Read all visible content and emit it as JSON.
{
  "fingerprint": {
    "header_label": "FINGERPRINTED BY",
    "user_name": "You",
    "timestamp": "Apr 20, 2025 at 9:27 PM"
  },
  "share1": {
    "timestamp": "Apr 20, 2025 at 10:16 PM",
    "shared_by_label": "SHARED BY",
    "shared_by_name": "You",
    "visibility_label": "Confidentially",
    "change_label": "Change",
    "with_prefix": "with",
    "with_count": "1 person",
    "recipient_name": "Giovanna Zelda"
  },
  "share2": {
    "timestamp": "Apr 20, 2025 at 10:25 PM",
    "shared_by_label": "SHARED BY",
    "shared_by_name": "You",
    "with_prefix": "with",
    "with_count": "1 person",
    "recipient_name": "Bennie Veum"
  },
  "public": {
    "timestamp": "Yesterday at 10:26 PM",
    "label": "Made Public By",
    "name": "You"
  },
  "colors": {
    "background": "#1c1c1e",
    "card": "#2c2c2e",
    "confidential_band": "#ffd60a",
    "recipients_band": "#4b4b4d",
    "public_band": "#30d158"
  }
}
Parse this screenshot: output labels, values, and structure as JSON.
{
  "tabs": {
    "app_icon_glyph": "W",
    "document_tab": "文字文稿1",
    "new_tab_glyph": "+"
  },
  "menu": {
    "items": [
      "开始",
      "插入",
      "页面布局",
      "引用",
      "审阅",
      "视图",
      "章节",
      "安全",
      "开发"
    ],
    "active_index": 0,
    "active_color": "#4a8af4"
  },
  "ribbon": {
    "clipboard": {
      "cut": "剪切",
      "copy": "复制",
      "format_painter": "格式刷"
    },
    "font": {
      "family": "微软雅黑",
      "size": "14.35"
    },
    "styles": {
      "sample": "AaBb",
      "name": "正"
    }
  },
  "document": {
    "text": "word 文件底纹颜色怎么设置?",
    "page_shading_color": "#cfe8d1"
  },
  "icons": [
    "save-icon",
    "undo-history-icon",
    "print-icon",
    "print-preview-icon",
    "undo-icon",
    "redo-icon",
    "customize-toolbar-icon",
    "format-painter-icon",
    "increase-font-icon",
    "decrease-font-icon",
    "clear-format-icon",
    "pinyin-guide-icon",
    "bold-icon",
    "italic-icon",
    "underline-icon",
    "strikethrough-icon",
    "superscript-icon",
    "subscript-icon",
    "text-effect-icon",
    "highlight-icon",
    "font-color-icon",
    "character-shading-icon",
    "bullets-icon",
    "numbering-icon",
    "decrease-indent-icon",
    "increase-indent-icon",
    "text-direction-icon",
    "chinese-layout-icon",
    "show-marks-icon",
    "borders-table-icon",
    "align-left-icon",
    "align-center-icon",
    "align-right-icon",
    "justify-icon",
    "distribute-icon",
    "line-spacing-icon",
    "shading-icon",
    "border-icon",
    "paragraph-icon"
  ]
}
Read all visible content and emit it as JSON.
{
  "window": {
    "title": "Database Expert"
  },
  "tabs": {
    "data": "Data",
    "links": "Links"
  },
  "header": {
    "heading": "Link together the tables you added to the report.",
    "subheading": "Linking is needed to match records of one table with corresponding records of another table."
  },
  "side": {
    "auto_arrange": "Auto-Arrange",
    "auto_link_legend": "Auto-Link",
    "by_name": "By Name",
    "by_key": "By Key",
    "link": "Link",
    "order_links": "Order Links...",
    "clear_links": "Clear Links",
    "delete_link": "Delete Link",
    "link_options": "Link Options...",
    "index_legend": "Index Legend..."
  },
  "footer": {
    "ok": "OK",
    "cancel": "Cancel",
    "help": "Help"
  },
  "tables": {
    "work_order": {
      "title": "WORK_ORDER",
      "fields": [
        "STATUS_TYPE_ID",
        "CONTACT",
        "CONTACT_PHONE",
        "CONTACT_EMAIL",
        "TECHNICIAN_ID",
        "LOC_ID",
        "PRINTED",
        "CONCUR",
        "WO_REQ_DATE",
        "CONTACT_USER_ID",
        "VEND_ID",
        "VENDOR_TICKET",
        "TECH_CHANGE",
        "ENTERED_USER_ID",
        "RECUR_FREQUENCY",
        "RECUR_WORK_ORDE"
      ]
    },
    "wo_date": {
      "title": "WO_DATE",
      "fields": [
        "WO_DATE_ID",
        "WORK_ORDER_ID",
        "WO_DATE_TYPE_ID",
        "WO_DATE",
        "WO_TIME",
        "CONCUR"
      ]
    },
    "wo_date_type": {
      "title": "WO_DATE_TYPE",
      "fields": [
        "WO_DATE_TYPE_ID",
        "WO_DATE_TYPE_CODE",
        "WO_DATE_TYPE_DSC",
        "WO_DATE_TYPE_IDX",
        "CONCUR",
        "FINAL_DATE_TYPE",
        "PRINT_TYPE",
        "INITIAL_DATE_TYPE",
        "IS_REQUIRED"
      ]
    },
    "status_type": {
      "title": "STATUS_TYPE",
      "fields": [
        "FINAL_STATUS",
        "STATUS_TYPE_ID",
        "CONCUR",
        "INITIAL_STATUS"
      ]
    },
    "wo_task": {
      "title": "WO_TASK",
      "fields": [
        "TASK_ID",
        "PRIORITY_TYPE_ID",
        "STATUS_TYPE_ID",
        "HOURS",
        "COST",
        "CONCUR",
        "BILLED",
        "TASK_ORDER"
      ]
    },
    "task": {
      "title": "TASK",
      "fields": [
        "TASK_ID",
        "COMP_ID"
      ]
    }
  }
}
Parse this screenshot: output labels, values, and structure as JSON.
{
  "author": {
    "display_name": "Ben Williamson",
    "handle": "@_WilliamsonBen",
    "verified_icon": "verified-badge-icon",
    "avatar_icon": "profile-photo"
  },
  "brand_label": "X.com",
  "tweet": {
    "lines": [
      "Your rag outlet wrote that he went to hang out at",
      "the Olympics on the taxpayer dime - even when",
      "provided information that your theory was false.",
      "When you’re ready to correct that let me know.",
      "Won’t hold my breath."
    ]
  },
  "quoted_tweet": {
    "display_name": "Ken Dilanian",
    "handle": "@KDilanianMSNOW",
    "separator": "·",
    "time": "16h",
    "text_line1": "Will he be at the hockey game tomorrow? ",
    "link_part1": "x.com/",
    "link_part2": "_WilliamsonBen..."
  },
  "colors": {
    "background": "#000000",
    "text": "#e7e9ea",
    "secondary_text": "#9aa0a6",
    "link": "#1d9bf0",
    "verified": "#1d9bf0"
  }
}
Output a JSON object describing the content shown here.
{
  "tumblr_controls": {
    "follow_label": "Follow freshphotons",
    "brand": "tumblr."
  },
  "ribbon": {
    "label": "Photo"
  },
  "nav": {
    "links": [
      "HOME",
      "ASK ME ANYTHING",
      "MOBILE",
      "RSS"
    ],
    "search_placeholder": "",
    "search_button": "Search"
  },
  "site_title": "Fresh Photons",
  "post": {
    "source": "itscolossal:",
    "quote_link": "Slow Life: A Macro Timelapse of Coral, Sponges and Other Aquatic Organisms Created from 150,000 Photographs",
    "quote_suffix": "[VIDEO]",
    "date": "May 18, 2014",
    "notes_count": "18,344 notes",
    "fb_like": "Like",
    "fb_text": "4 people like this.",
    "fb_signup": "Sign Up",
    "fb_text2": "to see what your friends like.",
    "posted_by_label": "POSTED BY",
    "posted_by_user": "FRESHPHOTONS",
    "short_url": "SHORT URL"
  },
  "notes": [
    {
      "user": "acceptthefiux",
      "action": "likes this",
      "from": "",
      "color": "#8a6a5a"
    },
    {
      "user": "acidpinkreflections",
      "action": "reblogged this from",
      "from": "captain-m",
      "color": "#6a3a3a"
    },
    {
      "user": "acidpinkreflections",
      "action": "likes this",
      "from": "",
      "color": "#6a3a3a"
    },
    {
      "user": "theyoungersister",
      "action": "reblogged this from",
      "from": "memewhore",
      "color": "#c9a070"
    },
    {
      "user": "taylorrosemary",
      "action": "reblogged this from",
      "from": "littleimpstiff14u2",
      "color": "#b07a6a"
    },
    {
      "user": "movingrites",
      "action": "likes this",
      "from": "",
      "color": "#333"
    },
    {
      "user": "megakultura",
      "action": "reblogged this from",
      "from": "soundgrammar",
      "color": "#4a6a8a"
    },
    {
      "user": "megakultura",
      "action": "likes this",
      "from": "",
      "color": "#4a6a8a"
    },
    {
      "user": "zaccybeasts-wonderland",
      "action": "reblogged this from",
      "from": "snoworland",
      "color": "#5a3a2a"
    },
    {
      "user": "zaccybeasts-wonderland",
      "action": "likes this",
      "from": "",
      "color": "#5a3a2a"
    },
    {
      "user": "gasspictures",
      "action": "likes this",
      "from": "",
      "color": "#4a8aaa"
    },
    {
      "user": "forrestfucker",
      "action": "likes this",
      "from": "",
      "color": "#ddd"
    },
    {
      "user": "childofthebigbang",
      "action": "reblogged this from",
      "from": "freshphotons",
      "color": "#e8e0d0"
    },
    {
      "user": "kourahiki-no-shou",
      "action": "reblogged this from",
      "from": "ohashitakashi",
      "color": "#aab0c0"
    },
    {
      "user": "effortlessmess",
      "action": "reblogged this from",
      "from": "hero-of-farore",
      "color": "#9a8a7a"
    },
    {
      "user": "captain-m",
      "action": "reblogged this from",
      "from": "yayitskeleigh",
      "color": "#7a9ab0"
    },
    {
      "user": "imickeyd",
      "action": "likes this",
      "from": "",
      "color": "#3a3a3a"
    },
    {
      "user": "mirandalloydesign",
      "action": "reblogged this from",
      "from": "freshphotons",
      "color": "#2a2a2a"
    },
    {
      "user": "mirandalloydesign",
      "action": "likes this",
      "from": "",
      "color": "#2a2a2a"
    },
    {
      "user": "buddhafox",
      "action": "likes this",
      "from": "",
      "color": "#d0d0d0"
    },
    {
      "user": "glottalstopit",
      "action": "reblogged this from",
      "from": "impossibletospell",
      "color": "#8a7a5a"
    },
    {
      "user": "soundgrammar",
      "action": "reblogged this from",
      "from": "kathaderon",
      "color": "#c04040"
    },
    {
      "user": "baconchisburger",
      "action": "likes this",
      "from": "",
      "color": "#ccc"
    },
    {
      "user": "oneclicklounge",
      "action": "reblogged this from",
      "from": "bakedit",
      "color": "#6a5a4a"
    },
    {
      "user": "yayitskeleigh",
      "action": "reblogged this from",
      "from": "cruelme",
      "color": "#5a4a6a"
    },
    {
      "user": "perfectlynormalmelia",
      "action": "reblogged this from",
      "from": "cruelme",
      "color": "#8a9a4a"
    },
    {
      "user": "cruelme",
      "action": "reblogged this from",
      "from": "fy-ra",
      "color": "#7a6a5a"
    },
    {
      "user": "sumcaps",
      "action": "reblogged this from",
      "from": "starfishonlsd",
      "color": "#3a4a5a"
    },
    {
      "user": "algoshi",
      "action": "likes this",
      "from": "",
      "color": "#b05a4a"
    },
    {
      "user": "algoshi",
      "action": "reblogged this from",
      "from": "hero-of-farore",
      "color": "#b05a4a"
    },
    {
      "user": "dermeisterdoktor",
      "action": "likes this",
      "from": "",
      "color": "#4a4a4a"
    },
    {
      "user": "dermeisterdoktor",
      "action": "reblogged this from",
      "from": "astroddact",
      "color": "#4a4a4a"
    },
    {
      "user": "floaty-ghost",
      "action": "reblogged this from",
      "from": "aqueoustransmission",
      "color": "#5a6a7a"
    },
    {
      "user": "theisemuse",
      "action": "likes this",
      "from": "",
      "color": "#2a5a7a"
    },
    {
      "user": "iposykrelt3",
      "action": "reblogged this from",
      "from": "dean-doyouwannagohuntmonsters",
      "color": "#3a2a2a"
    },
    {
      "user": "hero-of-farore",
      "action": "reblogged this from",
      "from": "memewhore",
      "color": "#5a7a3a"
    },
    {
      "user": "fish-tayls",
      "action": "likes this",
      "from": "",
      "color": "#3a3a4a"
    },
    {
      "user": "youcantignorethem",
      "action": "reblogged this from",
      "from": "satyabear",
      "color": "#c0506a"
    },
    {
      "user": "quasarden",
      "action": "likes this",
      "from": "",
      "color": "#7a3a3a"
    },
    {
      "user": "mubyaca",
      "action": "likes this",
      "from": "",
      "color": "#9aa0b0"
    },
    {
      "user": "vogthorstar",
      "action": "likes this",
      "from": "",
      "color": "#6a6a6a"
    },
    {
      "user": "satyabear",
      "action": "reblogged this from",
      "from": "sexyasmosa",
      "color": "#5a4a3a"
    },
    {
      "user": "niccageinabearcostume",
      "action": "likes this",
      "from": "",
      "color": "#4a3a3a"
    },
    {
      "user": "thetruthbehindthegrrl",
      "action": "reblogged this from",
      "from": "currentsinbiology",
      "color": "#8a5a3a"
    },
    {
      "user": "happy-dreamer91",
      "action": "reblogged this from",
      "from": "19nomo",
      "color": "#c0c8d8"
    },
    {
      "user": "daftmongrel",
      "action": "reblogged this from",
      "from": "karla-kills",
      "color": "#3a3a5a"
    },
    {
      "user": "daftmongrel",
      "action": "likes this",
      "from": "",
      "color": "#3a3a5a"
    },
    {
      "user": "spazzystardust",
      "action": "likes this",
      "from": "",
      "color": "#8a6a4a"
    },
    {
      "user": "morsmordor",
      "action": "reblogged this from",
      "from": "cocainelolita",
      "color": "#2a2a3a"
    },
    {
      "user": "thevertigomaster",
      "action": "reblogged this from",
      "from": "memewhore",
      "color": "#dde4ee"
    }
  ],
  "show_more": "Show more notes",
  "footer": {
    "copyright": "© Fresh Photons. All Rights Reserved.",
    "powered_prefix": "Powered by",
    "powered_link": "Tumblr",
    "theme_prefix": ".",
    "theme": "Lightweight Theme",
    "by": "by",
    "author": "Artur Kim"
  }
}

== == ==

- _EXERCISE PROMPT_: Within the data above, pick out all lines holding the word "notes".

- _EXERCISE SOLUTION_:
    "notes_count": "18,344 notes",
  "notes": [
  "show_more": "Show more notes",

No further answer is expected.